- SHORT EXERCISE
Could you extract every entry below and reproduce it exactly?

--------------------

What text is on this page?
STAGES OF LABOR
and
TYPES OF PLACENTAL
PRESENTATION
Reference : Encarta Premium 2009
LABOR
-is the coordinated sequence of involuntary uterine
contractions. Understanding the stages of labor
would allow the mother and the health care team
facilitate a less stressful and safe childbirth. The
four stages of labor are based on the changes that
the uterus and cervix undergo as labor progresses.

--------------------

- EXERCISE RESULT
What text is on this page?
STAGES OF LABOR
and
TYPES OF PLACENTAL
PRESENTATION
Reference : Encarta Premium 2009
LABOR
-is the coordinated sequence of involuntary uterine
contractions. Understanding the stages of labor
would allow the mother and the health care team
facilitate a less stressful and safe childbirth. The
four stages of labor are based on the changes that
the uterus and cervix undergo as labor progresses.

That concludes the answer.